Determine how many lines contain the string "Projection" and reply with that number alone.

▸ MATERIAL
============

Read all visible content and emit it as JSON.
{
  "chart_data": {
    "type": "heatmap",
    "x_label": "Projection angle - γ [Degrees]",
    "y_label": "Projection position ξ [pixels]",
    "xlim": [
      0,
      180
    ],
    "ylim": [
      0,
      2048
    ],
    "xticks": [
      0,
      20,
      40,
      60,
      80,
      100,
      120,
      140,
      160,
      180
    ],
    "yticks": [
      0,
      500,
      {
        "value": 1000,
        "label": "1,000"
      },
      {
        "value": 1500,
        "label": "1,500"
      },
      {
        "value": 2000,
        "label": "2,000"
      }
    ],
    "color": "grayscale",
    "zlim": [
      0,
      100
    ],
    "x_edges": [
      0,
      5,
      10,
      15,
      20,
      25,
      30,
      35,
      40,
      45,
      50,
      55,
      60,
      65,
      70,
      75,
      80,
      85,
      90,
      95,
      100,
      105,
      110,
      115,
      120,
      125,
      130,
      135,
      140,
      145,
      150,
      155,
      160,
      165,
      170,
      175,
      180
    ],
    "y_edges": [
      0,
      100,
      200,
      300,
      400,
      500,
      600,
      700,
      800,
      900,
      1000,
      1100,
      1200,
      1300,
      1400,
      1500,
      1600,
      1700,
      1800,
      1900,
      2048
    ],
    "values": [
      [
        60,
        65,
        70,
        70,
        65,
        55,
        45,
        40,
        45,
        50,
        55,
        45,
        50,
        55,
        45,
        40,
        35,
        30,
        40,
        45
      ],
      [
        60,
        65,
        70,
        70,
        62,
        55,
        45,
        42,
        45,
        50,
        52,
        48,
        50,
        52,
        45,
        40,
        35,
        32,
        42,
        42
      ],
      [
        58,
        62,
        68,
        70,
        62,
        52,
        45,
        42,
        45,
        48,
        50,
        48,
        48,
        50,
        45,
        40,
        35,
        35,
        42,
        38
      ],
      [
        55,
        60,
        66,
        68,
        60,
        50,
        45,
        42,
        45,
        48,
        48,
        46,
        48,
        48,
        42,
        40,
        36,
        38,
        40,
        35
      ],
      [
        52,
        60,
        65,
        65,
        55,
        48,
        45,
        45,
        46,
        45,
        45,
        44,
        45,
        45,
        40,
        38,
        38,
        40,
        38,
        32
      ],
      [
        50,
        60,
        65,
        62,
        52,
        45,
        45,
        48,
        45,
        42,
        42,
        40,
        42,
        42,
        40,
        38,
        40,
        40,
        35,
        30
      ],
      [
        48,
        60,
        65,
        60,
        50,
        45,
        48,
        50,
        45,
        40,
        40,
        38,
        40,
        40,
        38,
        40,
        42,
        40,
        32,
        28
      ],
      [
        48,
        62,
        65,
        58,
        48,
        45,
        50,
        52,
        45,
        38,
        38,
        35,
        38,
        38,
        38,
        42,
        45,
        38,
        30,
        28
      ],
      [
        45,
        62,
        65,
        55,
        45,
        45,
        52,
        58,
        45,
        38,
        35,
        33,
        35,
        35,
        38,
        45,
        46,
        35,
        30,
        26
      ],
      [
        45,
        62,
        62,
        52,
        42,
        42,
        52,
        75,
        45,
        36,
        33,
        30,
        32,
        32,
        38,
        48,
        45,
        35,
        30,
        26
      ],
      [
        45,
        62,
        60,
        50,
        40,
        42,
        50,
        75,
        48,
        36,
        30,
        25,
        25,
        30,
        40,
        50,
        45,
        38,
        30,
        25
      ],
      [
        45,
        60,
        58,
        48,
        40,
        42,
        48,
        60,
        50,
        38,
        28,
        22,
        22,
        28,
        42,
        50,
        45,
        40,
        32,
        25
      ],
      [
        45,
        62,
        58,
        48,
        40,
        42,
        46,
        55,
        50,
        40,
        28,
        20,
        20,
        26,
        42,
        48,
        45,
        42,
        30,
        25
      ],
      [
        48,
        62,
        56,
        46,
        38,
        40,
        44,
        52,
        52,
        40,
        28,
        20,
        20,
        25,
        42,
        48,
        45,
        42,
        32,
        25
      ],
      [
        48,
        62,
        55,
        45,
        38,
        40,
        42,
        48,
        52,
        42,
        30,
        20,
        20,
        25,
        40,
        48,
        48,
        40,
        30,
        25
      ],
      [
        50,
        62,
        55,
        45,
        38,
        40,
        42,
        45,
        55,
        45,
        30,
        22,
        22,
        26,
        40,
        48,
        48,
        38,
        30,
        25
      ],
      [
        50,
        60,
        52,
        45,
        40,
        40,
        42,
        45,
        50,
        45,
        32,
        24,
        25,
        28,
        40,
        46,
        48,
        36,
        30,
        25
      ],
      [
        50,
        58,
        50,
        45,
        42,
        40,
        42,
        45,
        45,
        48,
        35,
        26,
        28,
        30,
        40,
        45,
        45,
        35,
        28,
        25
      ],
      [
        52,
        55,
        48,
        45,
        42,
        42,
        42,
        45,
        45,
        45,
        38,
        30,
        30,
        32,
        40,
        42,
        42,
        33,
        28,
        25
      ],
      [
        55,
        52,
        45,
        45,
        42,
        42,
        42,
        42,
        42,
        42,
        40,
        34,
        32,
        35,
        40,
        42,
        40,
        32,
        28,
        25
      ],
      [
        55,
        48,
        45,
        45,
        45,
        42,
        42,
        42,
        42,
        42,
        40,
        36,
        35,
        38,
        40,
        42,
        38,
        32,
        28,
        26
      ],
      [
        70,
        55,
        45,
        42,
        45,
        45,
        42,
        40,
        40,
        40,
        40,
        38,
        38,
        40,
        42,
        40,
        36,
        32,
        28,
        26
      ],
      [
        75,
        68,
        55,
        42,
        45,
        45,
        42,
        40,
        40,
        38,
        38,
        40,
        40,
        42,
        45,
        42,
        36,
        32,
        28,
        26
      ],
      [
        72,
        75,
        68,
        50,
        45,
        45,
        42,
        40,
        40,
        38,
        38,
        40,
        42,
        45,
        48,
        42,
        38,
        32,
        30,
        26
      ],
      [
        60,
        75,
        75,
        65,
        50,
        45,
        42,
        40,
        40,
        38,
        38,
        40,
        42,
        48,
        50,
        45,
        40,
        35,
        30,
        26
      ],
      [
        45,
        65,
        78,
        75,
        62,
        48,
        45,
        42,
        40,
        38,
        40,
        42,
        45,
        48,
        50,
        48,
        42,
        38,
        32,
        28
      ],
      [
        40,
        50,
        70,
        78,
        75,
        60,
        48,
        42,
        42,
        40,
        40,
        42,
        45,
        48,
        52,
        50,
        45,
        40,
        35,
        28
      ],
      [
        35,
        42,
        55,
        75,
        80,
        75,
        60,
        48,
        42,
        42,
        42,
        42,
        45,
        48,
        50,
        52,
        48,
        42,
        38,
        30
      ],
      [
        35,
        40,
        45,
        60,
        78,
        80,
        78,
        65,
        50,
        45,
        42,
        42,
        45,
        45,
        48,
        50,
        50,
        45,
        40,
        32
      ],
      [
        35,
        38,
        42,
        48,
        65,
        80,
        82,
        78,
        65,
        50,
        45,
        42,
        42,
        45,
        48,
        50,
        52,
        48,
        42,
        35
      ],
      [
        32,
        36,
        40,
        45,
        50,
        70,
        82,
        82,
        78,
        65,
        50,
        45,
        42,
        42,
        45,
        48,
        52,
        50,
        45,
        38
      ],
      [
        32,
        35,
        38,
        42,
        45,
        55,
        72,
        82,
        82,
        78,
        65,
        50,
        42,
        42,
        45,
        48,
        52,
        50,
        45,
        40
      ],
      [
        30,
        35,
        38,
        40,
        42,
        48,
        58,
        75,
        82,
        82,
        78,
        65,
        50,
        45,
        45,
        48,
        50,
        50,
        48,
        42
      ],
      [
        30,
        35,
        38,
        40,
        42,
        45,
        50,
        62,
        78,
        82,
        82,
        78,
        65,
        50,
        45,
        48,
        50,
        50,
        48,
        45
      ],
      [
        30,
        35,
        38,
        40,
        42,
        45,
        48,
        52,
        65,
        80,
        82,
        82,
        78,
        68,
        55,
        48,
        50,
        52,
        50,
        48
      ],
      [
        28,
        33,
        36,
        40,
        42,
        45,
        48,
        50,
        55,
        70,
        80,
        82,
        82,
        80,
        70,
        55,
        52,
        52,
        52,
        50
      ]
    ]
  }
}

============

▸ EXERCISE RESPONSE
2